This invention relates to gas analyzers and more particularly concerns a gas analyzer for the instantaneous testing of the percentages of the components of a ternary gas mixture comprising carbon dioxide, oxygen and saturated steam, which is intended more particularly for the fuel supply to an engine for submarine operation.
It is necessary to determine the percentages of the two gas components needed in a ternary gas mixture saturated with steam even when the pressure and the temperature may fluctuate within significantly wide ranges and more particularly when the values of the percentages are required to be determined in as short a period of time as possible compared to the variations of these percentages occurring. One specific situation is to test the percentages of carbon dioxide and oxygen in the intake mixture of an internal-combustion engine with exhaust gas recirculation employed in submarine operation. The knowledge of these percentages is indispensible in order that the stream of oxygen to be introduced into the circuit of the internal-combustion engine can be regulated in such a way that the percentage of the oxygen in the gas mixture assumes its optimum value.
Currently available conventional gas analyzers do not present these possibilities, for the following reasons:
the value of the percentage to be tested cannot be determined instantaneously, on the contrary a time of some ten seconds required for that purpose cannot be further reduced;
the information as to the value of the percentage of the one component of the gas mixture stands in close relationship to the value of the instantaneous pressure and this value must therefore be known with sufficient precision, otherwise the second information, i.e., the value of the percentage of the second gas, must be determined separately, which means that for this second possibility two gas analyzers must be available, which obviously requires more complicated apparatus and reduced reliability;
trouble-free operation of the conventional gas analyzers depends upon the temperature level of the gas mixture, and at temperatures which exceed a certain limit, the information obtainable in practice contains considerable errors; and
sufficiently pure gases must be present.

**Records**

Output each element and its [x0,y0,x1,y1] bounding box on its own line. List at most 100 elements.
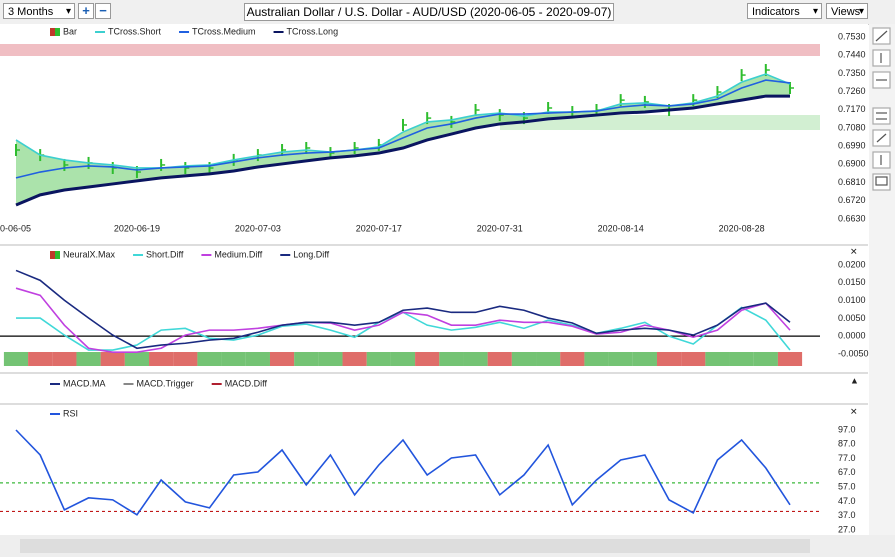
signal-segment [52,352,77,366]
y-tick-label: 0.7530 [838,31,866,41]
legend-label: TCross.Short [108,26,162,36]
signal-segment [729,352,754,366]
legend-swatch [50,28,55,36]
background [0,24,868,557]
y-tick-label: 0.0200 [838,259,866,269]
x-tick-label: 2020-08-28 [719,223,765,233]
y-tick-label: 0.7440 [838,50,866,60]
y-tick-label: 0.7170 [838,104,866,114]
legend-swatch [55,251,60,259]
signal-segment [100,352,125,366]
support-zone [500,115,820,130]
y-tick-label: 77.0 [838,453,856,463]
signal-segment [753,352,778,366]
period-dropdown[interactable]: 3 Months [3,3,75,20]
signal-segment [584,352,609,366]
signal-segment [342,352,367,366]
legend-label: MACD.MA [63,378,106,388]
series-line [15,269,791,350]
y-tick-label: 87.0 [838,439,856,449]
side-icons [872,27,891,191]
x-tick-label: 0-06-05 [0,223,31,233]
y-tick-label: 0.6990 [838,141,866,151]
legend-label: NeuralX.Max [63,249,116,259]
signal-segment [3,352,29,366]
signal-segment [560,352,585,366]
signal-segment [536,352,561,366]
y-tick-label: 0.0050 [838,313,866,323]
resistance-zone [0,44,820,56]
signal-segment [439,352,464,366]
legend-label: RSI [63,408,78,418]
signal-segment [149,352,174,366]
signal-segment [221,352,246,366]
legend-label: TCross.Medium [192,26,256,36]
indicators-dropdown[interactable]: Indicators [747,3,822,20]
legend-label: MACD.Trigger [137,378,194,388]
side-toolbar [869,24,895,557]
chart-area: ✕ ▲ ✕ 0.7530 0.7440 0.7350 0.7260 0.7170 0.70… [0,24,895,557]
legend-label: TCross.Long [287,26,339,36]
y-tick-label: 0.6810 [838,177,866,187]
zoom-out-button[interactable]: − [95,3,111,19]
scroll-thumb[interactable] [20,539,810,553]
y-tick-label: 0.0000 [838,331,866,341]
signal-segment [463,352,488,366]
signal-segment [245,352,270,366]
signal-segment [511,352,537,366]
y-tick-label: 27.0 [838,524,856,534]
x-tick-label: 2020-07-31 [477,223,523,233]
signal-segment [269,352,295,366]
legend-label: Short.Diff [146,249,184,259]
signal-segment [608,352,633,366]
y-tick-label: 0.6630 [838,213,866,223]
fib-tool[interactable] [872,107,891,125]
y-tick-label: 0.0100 [838,295,866,305]
zoom-in-button[interactable]: + [78,3,94,19]
views-dropdown[interactable]: Views [826,3,868,20]
signal-segment [28,352,53,366]
series-line [15,94,790,207]
plot-group [0,269,820,366]
y-tick-label: 97.0 [838,424,856,434]
legend-label: Medium.Diff [214,249,262,259]
signal-segment [197,352,222,366]
x-tick-label: 2020-08-14 [598,223,644,233]
signal-segment [415,352,440,366]
y-tick-label: 0.7080 [838,122,866,132]
y-tick-label: 0.6720 [838,195,866,205]
plot-group [0,429,820,516]
legend-label: MACD.Diff [225,378,268,388]
close-panel-icon[interactable]: ✕ [850,406,858,416]
comment-tool[interactable] [872,173,891,191]
signal-segment [487,352,512,366]
close-panel-icon[interactable]: ✕ [850,246,858,256]
chart-title: Australian Dollar / U.S. Dollar - AUD/US… [244,3,614,21]
signal-segment [318,352,343,366]
y-tick-label: 0.7350 [838,68,866,78]
signal-segment [681,352,706,366]
series-line [15,79,791,179]
signal-segment [777,352,803,366]
legend-label: Long.Diff [293,249,329,259]
signal-segment [124,352,150,366]
toolbar: 3 Months + − Australian Dollar / U.S. Do… [0,0,895,25]
x-tick-label: 2020-07-03 [235,223,281,233]
signal-segment [632,352,657,366]
x-tick-label: 2020-06-19 [114,223,160,233]
y-tick-label: 37.0 [838,510,856,520]
y-tick-label: 0.7260 [838,86,866,96]
signal-segment [294,352,319,366]
plot-group [15,64,794,207]
legend-label: Bar [63,26,77,36]
signal-segment [76,352,101,366]
y-tick-label: 67.0 [838,467,856,477]
legend-swatch [55,28,60,36]
series-line [15,429,791,516]
collapse-panel-icon[interactable]: ▲ [850,375,859,385]
y-tick-label: 47.0 [838,496,856,506]
signal-segment [366,352,391,366]
series-line [15,287,791,353]
y-tick-label: -0.0050 [838,348,869,358]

**To do**
a: Please rewrite the gas analyzer passage starting with "This invention relates" and going on through "for submarine operation.", putting "underwater operation" wherever "submarine operation" appears.
b: Name the components of the ternary gas mixture that the gas analyzer passage describes.
c: Write the next part of the gas analyzer passage, picking up after its final sentence.
The entries can be set aside; nothing here depends on them.

**Per-task outputs**
a:
This invention relates to gas analyzers and more particularly concerns a gas analyzer for the instantaneous testing of the percentages of the components of a ternary gas mixture comprising carbon dioxide, oxygen and saturated steam, which is intended more particularly for the fuel supply to an engine for underwater operation.

b: Carbon dioxide, oxygen, and saturated steam.

c:
An object of the present invention is to overcome the above-mentioned difficulties by approaching the problem on the basis of an entirely different principle.
According to the present invention I provide a gas analyzer for instantaneously testing the percentages of the components of a binary gas mixture comprising carbon dioxide and oxygen, or a ternary one additionally containing saturated steam, which analyzer is intended more particularly for the supply of fuel to an engine for submarine operation, said analyzer including a temperature test apparatus to test the temperature T of the gas mixture, a sound velocity test apparatus to test the sound transmission velocity V in the gas mixture and a calculator to calculate the value of the ratio V.sup.2 /T or a value proportional thereto.
The solution achieved by the present invention is based upon the principle that the sound transmission velocity in a continuous gaseous medium is a function of the characteristics of the gas and of the temperature in accordance with the known relation. ##EQU1## wherein
V=sound transmission velocity in the gas mixture [m. sec.sup.-1 ],
.gamma.=ratio c.sub.p /c.sub.v of the specific heat at constant pressure to the specific heat at constant volume of the gas mixture,
R=characteristic constant of the gas mixture [m.sup.2.sec.sup.-2..degree.K..sup.-1 ],
T=absolute temperature of the gas mixture [.degree.K.].
From the temperature of the gas mixture and from the sound transmission velocity it is possible to derive the value of the quantity EQU .gamma.R=V.sup.2 /T
which is a function of the parameters of the gas mixture, i.e., of the percentages of the components which exhibit known physical and thermodynamic properties. The values of these percentages are therefore immediately and simultaneously determinable.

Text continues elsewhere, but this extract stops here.